### [WHAT THE TASK ASKS]
Check each line for the word "диалогов" and give how many have it. Say nothing else.
+ + + + + + +
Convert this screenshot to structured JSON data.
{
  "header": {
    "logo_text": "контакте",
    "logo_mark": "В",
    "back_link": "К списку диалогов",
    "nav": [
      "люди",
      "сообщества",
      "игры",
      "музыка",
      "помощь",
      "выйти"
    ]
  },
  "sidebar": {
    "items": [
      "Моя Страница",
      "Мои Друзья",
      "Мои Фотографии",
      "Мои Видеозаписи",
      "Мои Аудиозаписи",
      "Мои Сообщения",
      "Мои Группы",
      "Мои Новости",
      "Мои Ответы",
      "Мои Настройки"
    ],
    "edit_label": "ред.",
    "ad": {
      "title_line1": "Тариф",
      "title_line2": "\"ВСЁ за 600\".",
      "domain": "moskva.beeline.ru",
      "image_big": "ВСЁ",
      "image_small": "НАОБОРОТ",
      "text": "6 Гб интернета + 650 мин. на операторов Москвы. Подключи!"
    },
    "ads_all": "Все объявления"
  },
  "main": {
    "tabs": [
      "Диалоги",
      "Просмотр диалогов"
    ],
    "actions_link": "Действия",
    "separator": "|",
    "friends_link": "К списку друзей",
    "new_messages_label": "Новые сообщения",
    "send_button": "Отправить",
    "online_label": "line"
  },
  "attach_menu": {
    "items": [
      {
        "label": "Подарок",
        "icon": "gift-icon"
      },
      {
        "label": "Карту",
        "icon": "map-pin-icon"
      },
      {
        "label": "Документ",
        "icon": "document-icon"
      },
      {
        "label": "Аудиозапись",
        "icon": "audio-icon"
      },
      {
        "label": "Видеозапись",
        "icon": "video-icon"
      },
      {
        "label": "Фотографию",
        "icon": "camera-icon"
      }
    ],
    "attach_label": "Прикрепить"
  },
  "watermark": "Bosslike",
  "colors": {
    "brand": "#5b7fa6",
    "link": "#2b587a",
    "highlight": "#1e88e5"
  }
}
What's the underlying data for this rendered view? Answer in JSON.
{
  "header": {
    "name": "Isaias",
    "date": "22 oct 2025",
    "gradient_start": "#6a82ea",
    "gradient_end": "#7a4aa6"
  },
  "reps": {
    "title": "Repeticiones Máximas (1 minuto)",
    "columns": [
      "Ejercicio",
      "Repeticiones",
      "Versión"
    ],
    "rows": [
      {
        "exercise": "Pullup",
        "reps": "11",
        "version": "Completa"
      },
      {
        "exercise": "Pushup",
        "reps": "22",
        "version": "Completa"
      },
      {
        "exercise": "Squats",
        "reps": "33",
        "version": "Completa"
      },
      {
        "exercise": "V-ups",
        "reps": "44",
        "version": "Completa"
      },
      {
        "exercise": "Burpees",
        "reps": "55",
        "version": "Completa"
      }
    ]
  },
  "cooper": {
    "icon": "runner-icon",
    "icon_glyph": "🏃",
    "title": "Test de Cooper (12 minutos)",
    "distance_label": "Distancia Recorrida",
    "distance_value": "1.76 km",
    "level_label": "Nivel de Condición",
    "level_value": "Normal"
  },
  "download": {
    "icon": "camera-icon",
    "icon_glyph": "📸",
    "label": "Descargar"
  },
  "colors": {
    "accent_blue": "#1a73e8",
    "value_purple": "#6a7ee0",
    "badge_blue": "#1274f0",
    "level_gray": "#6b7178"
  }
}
+ + + + + + +
### [RESPONSE TO THIS TASK]
2